WHAT IS REQUIRED:
Copy every line of the data that contains the string "mysql".

[start]

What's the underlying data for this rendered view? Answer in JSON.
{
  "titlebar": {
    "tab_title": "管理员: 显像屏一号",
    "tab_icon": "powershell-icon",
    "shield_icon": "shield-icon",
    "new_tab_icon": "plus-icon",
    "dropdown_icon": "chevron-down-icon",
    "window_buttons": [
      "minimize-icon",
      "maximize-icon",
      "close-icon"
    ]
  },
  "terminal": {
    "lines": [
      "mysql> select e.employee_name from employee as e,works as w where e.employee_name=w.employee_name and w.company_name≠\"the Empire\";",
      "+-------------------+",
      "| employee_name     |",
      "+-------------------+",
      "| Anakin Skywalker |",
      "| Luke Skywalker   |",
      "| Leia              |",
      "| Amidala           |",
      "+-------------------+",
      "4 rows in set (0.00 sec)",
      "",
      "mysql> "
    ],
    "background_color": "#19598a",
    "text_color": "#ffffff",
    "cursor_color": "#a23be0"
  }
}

[end]

SOLUTION:
      "mysql> select e.employee_name from employee as e,works as w where e.employee_name=w.employee_name and w.company_name≠\"the Empire\";",
      "mysql> "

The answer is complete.